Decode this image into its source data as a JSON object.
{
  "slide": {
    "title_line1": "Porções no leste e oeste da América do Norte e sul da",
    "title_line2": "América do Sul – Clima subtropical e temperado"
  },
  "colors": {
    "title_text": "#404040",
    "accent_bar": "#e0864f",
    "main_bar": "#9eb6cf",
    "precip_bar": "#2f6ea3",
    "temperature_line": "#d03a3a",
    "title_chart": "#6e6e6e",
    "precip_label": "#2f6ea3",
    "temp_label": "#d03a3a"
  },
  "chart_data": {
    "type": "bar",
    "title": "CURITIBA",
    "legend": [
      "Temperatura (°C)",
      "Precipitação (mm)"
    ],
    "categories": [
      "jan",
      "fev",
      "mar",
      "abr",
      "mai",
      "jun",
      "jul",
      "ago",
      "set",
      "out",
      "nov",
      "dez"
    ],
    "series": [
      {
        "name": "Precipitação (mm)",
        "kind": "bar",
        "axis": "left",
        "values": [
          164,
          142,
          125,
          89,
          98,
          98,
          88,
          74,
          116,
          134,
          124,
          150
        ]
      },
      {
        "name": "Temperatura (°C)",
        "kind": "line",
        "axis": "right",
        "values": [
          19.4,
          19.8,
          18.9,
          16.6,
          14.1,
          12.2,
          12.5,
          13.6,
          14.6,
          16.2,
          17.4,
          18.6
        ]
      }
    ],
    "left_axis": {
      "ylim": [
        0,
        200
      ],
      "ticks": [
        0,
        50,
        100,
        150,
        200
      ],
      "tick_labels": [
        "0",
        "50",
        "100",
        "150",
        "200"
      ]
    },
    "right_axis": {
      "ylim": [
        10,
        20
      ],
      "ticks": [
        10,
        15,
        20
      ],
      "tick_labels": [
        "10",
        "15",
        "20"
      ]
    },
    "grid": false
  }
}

+--

| Problem |
Reproduce every line above without error.

| Response to this task |
Decode this image into its source data as a JSON object.
{
  "slide": {
    "title_line1": "Porções no leste e oeste da América do Norte e sul da",
    "title_line2": "América do Sul – Clima subtropical e temperado"
  },
  "colors": {
    "title_text": "#404040",
    "accent_bar": "#e0864f",
    "main_bar": "#9eb6cf",
    "precip_bar": "#2f6ea3",
    "temperature_line": "#d03a3a",
    "title_chart": "#6e6e6e",
    "precip_label": "#2f6ea3",
    "temp_label": "#d03a3a"
  },
  "chart_data": {
    "type": "bar",
    "title": "CURITIBA",
    "legend": [
      "Temperatura (°C)",
      "Precipitação (mm)"
    ],
    "categories": [
      "jan",
      "fev",
      "mar",
      "abr",
      "mai",
      "jun",
      "jul",
      "ago",
      "set",
      "out",
      "nov",
      "dez"
    ],
    "series": [
      {
        "name": "Precipitação (mm)",
        "kind": "bar",
        "axis": "left",
        "values": [
          164,
          142,
          125,
          89,
          98,
          98,
          88,
          74,
          116,
          134,
          124,
          150
        ]
      },
      {
        "name": "Temperatura (°C)",
        "kind": "line",
        "axis": "right",
        "values": [
          19.4,
          19.8,
          18.9,
          16.6,
          14.1,
          12.2,
          12.5,
          13.6,
          14.6,
          16.2,
          17.4,
          18.6
        ]
      }
    ],
    "left_axis": {
      "ylim": [
        0,
        200
      ],
      "ticks": [
        0,
        50,
        100,
        150,
        200
      ],
      "tick_labels": [
        "0",
        "50",
        "100",
        "150",
        "200"
      ]
    },
    "right_axis": {
      "ylim": [
        10,
        20
      ],
      "ticks": [
        10,
        15,
        20
      ],
      "tick_labels": [
        "10",
        "15",
        "20"
      ]
    },
    "grid": false
  }
}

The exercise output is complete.